→ **SET TASK**
Check each line of the records below and collect those that include the word "distance".
Start INFORMATION GIVEN
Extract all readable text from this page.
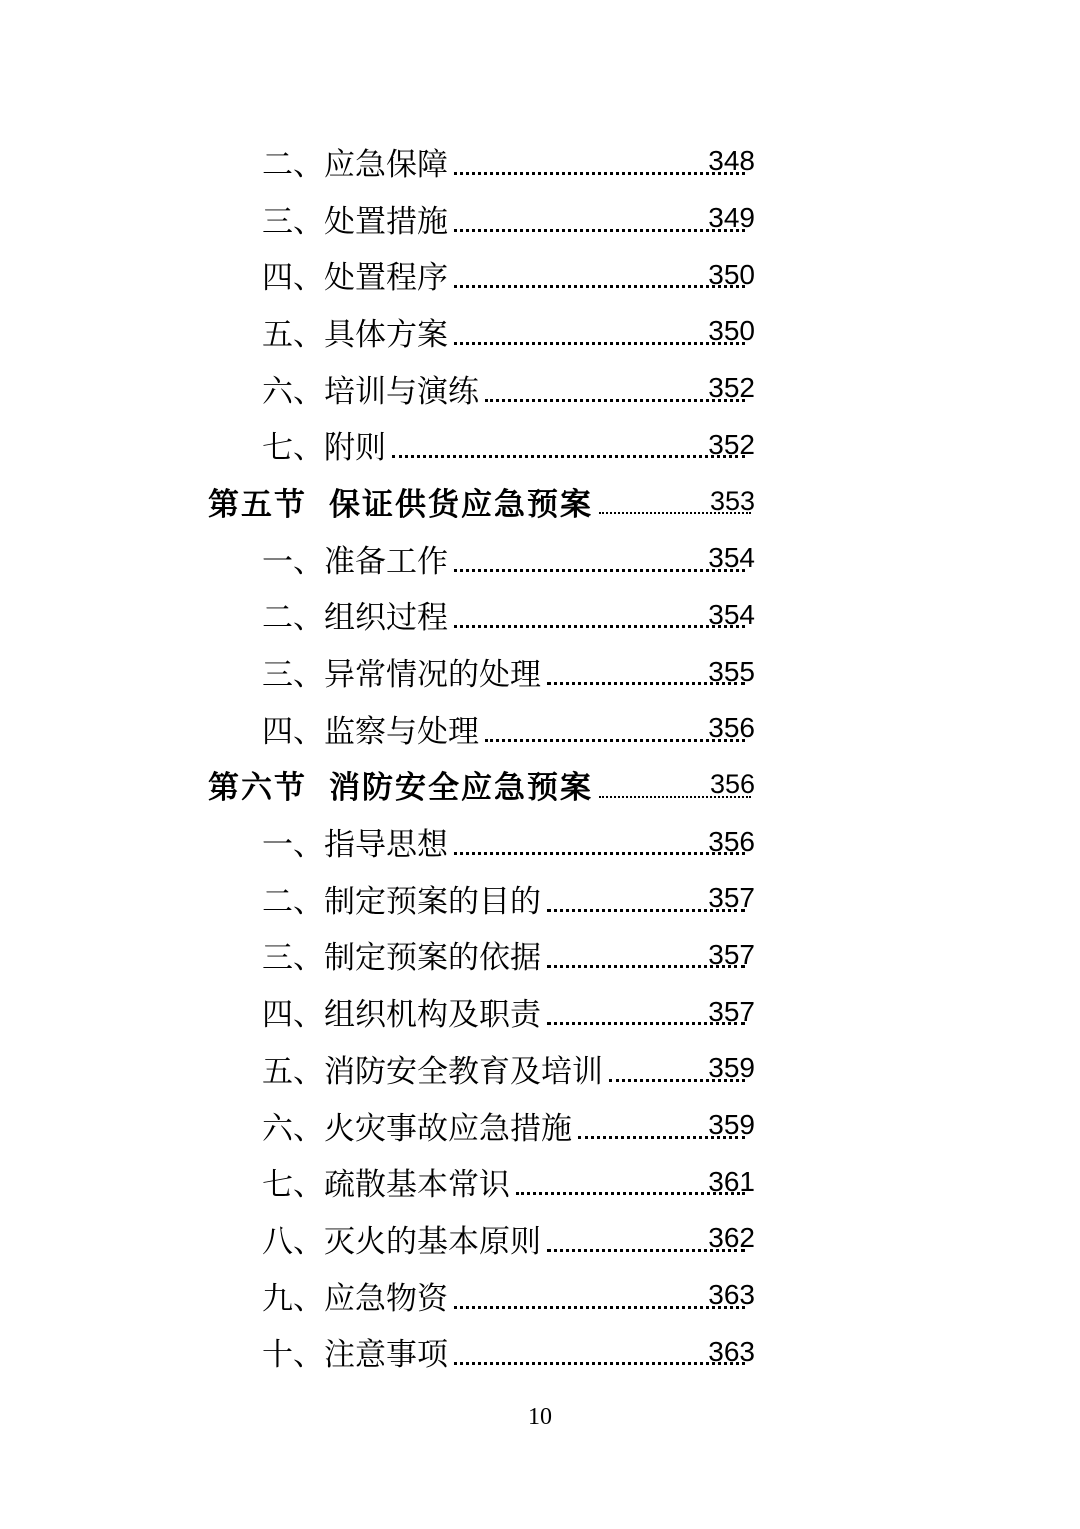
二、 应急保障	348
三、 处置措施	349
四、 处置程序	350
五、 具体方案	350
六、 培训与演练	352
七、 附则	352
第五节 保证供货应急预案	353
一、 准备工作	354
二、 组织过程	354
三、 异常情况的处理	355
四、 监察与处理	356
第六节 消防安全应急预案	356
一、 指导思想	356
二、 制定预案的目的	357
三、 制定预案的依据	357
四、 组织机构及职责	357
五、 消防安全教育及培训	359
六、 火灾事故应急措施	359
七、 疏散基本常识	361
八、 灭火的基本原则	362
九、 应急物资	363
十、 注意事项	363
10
End INFORMATION GIVEN
Start INFORMATION GIVEN
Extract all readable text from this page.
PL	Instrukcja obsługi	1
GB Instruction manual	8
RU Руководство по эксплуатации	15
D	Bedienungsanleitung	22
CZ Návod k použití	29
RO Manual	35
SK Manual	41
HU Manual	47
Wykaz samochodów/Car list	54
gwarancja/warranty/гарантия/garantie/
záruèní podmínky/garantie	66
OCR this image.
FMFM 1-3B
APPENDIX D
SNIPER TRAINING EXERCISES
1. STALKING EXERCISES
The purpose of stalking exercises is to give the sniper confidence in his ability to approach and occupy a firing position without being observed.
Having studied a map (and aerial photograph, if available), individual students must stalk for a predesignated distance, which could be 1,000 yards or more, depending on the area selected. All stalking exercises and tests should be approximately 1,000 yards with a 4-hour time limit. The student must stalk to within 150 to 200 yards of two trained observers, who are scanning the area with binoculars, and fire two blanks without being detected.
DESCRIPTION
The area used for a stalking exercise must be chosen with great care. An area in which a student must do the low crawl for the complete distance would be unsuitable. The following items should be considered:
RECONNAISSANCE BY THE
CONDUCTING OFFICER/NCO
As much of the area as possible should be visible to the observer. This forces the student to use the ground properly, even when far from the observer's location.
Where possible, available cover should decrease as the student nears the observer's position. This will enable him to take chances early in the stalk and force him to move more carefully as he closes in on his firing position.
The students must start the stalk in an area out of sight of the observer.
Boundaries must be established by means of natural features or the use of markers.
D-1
End INFORMATION GIVEN
→ **OUTPUT BELOW**
Having studied a map (and aerial photograph, if available), individual students must stalk for a predesignated distance, which could be 1,000 yards or more, depending on the area selected. All stalking exercises and tests should be approximately 1,000 yards with a 4-hour time limit. The student must stalk to within 150 to 200 yards of two trained observers, who are scanning the area with binoculars, and fire two blanks without being detected.
The area used for a stalking exercise must be chosen with great care. An area in which a student must do the low crawl for the complete distance would be unsuitable. The following items should be considered:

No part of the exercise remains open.